▶ Materials provided:
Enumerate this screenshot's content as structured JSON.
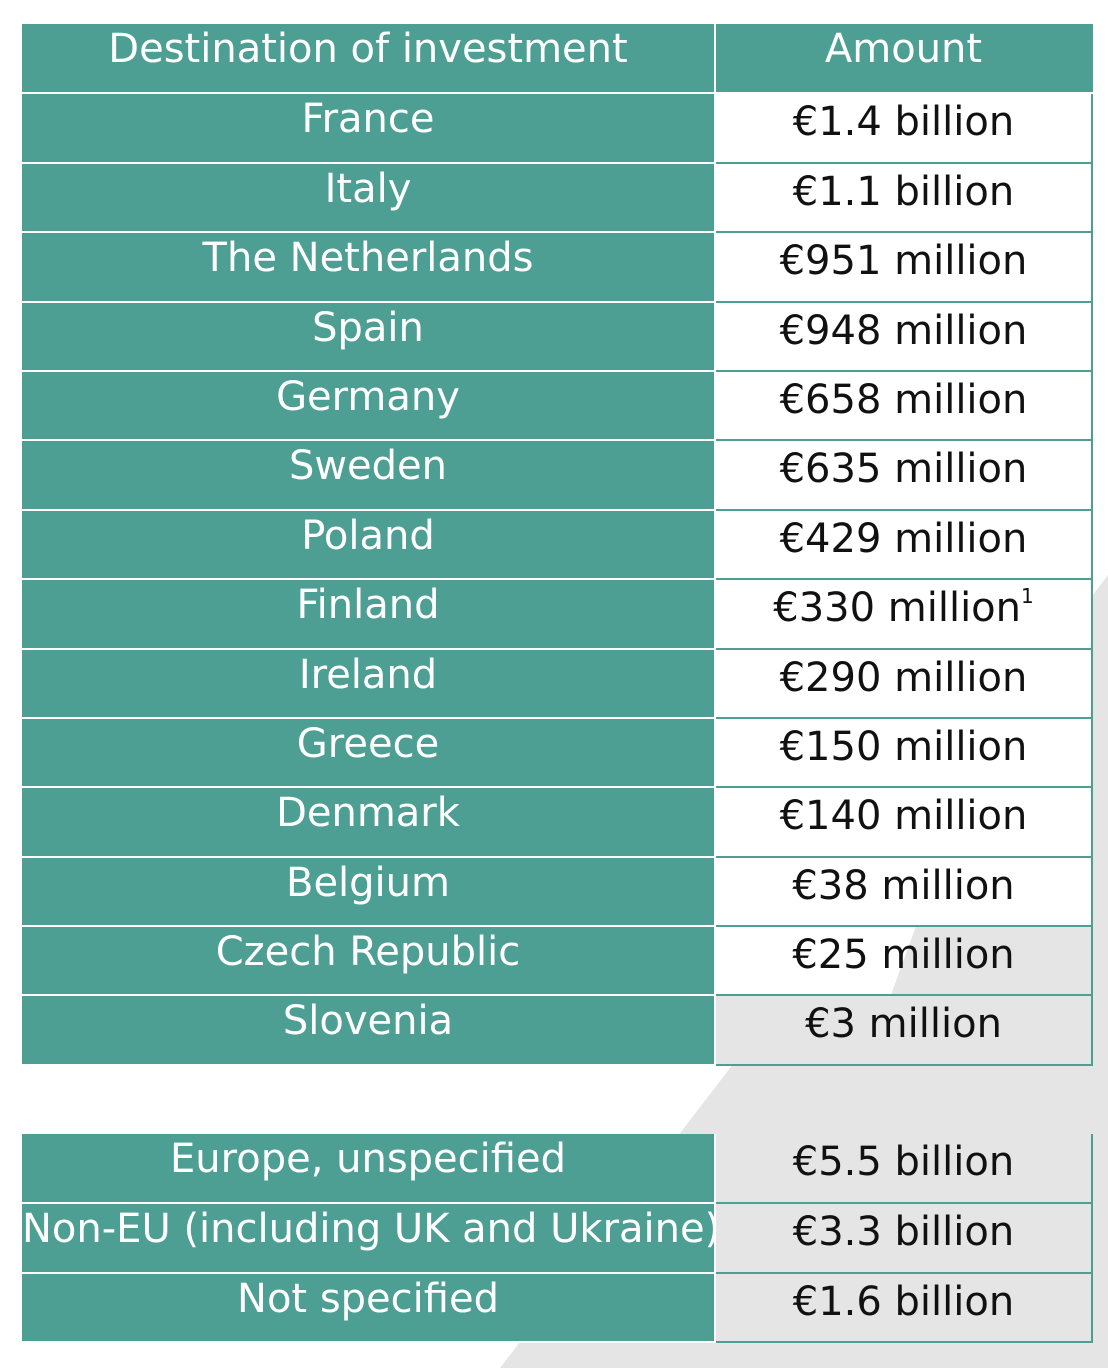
{
  "table": {
    "headers": [
      "Destination of investment",
      "Amount"
    ],
    "rows": [
      {
        "destination": "France",
        "amount": "€1.4 billion"
      },
      {
        "destination": "Italy",
        "amount": "€1.1 billion"
      },
      {
        "destination": "The Netherlands",
        "amount": "€951 million"
      },
      {
        "destination": "Spain",
        "amount": "€948 million"
      },
      {
        "destination": "Germany",
        "amount": "€658 million"
      },
      {
        "destination": "Sweden",
        "amount": "€635 million"
      },
      {
        "destination": "Poland",
        "amount": "€429 million"
      },
      {
        "destination": "Finland",
        "amount": "€330 million",
        "footnote": "1"
      },
      {
        "destination": "Ireland",
        "amount": "€290 million"
      },
      {
        "destination": "Greece",
        "amount": "€150 million"
      },
      {
        "destination": "Denmark",
        "amount": "€140 million"
      },
      {
        "destination": "Belgium",
        "amount": "€38 million"
      },
      {
        "destination": "Czech Republic",
        "amount": "€25 million"
      },
      {
        "destination": "Slovenia",
        "amount": "€3 million"
      }
    ]
  },
  "other_table": {
    "rows": [
      {
        "destination": "Europe, unspecified",
        "amount": "€5.5 billion"
      },
      {
        "destination": "Non-EU (including UK and Ukraine)",
        "amount": "€3.3 billion"
      },
      {
        "destination": "Not specified",
        "amount": "€1.6 billion"
      }
    ]
  },
  "colors": {
    "teal": "#4d9e93",
    "grey_band": "#e5e5e5"
  }
}
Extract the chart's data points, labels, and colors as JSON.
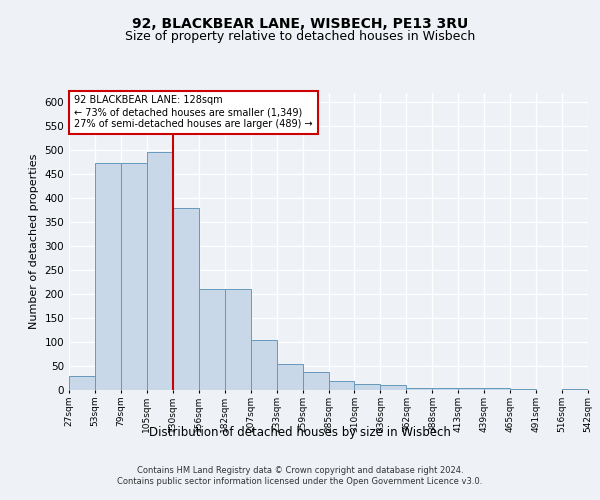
{
  "title1": "92, BLACKBEAR LANE, WISBECH, PE13 3RU",
  "title2": "Size of property relative to detached houses in Wisbech",
  "xlabel": "Distribution of detached houses by size in Wisbech",
  "ylabel": "Number of detached properties",
  "footnote": "Contains HM Land Registry data © Crown copyright and database right 2024.\nContains public sector information licensed under the Open Government Licence v3.0.",
  "bar_values": [
    30,
    473,
    473,
    497,
    380,
    210,
    210,
    104,
    55,
    37,
    18,
    13,
    10,
    5,
    5,
    4,
    4,
    2,
    1,
    3
  ],
  "bar_labels": [
    "27sqm",
    "53sqm",
    "79sqm",
    "105sqm",
    "130sqm",
    "156sqm",
    "182sqm",
    "207sqm",
    "233sqm",
    "259sqm",
    "285sqm",
    "310sqm",
    "336sqm",
    "362sqm",
    "388sqm",
    "413sqm",
    "439sqm",
    "465sqm",
    "491sqm",
    "516sqm",
    "542sqm"
  ],
  "bar_color": "#c8d8e8",
  "bar_edge_color": "#6699bb",
  "vline_x": 4,
  "vline_color": "#cc0000",
  "annotation_text": "92 BLACKBEAR LANE: 128sqm\n← 73% of detached houses are smaller (1,349)\n27% of semi-detached houses are larger (489) →",
  "annotation_box_color": "#ffffff",
  "annotation_box_edge": "#cc0000",
  "ylim": [
    0,
    620
  ],
  "yticks": [
    0,
    50,
    100,
    150,
    200,
    250,
    300,
    350,
    400,
    450,
    500,
    550,
    600
  ],
  "bg_color": "#eef2f7",
  "plot_bg_color": "#eef2f7",
  "title1_fontsize": 10,
  "title2_fontsize": 9,
  "xlabel_fontsize": 8.5,
  "ylabel_fontsize": 8
}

▶ Instructions for the task:
Work through the records line by line and tally those with the word "colors". Report only the total.

▶ Written solution:
2